• **What needs to be done**
Set down all of the data exactly as it appears.

• **The records**
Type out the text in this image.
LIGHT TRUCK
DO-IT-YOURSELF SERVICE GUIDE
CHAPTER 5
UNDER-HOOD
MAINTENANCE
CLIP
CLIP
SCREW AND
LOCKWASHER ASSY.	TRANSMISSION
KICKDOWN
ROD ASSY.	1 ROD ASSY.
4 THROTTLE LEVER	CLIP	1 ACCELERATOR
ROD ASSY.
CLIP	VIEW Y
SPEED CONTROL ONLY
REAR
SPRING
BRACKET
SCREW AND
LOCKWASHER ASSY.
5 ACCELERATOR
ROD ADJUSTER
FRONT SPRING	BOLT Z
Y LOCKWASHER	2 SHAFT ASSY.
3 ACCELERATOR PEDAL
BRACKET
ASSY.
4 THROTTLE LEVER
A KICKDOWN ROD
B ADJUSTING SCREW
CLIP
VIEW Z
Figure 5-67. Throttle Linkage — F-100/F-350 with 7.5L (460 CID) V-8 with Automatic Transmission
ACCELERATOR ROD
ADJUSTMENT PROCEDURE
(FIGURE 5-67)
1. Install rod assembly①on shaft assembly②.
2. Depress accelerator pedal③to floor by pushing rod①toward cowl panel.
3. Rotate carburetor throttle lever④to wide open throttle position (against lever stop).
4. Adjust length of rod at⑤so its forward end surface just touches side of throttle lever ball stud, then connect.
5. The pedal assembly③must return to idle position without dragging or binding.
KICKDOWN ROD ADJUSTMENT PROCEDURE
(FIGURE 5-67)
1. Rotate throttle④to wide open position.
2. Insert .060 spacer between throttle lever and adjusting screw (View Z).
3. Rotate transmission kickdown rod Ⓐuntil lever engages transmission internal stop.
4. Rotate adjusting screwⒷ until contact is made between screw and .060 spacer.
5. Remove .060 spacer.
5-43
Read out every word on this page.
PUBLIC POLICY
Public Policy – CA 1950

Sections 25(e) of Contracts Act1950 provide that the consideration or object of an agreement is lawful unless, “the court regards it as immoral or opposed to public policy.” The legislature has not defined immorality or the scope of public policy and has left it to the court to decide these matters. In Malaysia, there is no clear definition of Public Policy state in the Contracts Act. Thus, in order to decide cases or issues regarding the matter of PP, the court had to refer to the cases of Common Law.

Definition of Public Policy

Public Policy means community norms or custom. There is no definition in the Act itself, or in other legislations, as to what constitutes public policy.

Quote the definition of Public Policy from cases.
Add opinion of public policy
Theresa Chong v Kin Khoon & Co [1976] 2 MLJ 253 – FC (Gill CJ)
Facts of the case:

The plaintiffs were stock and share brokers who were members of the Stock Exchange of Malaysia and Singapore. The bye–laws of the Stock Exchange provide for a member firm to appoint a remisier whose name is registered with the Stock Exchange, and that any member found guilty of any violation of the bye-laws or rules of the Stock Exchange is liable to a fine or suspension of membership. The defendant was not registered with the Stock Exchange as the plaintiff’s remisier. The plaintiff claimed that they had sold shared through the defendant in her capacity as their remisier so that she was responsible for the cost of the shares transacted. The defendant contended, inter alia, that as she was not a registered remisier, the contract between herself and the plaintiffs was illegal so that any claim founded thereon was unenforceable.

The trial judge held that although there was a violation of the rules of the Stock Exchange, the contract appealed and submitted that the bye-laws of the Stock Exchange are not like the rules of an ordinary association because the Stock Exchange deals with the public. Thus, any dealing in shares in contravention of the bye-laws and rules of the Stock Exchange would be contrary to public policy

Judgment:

• **Output**
Type out the text in this image.
LIGHT TRUCK
DO-IT-YOURSELF SERVICE GUIDE
CHAPTER 5
UNDER-HOOD
MAINTENANCE
CLIP
CLIP
SCREW AND
LOCKWASHER ASSY.	TRANSMISSION
KICKDOWN
ROD ASSY.	1 ROD ASSY.
4 THROTTLE LEVER	CLIP	1 ACCELERATOR
ROD ASSY.
CLIP	VIEW Y
SPEED CONTROL ONLY
REAR
SPRING
BRACKET
SCREW AND
LOCKWASHER ASSY.
5 ACCELERATOR
ROD ADJUSTER
FRONT SPRING	BOLT Z
Y LOCKWASHER	2 SHAFT ASSY.
3 ACCELERATOR PEDAL
BRACKET
ASSY.
4 THROTTLE LEVER
A KICKDOWN ROD
B ADJUSTING SCREW
CLIP
VIEW Z
Figure 5-67. Throttle Linkage — F-100/F-350 with 7.5L (460 CID) V-8 with Automatic Transmission
ACCELERATOR ROD
ADJUSTMENT PROCEDURE
(FIGURE 5-67)
1. Install rod assembly①on shaft assembly②.
2. Depress accelerator pedal③to floor by pushing rod①toward cowl panel.
3. Rotate carburetor throttle lever④to wide open throttle position (against lever stop).
4. Adjust length of rod at⑤so its forward end surface just touches side of throttle lever ball stud, then connect.
5. The pedal assembly③must return to idle position without dragging or binding.
KICKDOWN ROD ADJUSTMENT PROCEDURE
(FIGURE 5-67)
1. Rotate throttle④to wide open position.
2. Insert .060 spacer between throttle lever and adjusting screw (View Z).
3. Rotate transmission kickdown rod Ⓐuntil lever engages transmission internal stop.
4. Rotate adjusting screwⒷ until contact is made between screw and .060 spacer.
5. Remove .060 spacer.
5-43
Read out every word on this page.
PUBLIC POLICY
Public Policy – CA 1950

Sections 25(e) of Contracts Act1950 provide that the consideration or object of an agreement is lawful unless, “the court regards it as immoral or opposed to public policy.” The legislature has not defined immorality or the scope of public policy and has left it to the court to decide these matters. In Malaysia, there is no clear definition of Public Policy state in the Contracts Act. Thus, in order to decide cases or issues regarding the matter of PP, the court had to refer to the cases of Common Law.

Definition of Public Policy

Public Policy means community norms or custom. There is no definition in the Act itself, or in other legislations, as to what constitutes public policy.

Quote the definition of Public Policy from cases.
Add opinion of public policy
Theresa Chong v Kin Khoon & Co [1976] 2 MLJ 253 – FC (Gill CJ)
Facts of the case:

The plaintiffs were stock and share brokers who were members of the Stock Exchange of Malaysia and Singapore. The bye–laws of the Stock Exchange provide for a member firm to appoint a remisier whose name is registered with the Stock Exchange, and that any member found guilty of any violation of the bye-laws or rules of the Stock Exchange is liable to a fine or suspension of membership. The defendant was not registered with the Stock Exchange as the plaintiff’s remisier. The plaintiff claimed that they had sold shared through the defendant in her capacity as their remisier so that she was responsible for the cost of the shares transacted. The defendant contended, inter alia, that as she was not a registered remisier, the contract between herself and the plaintiffs was illegal so that any claim founded thereon was unenforceable.

The trial judge held that although there was a violation of the rules of the Stock Exchange, the contract appealed and submitted that the bye-laws of the Stock Exchange are not like the rules of an ordinary association because the Stock Exchange deals with the public. Thus, any dealing in shares in contravention of the bye-laws and rules of the Stock Exchange would be contrary to public policy

Judgment:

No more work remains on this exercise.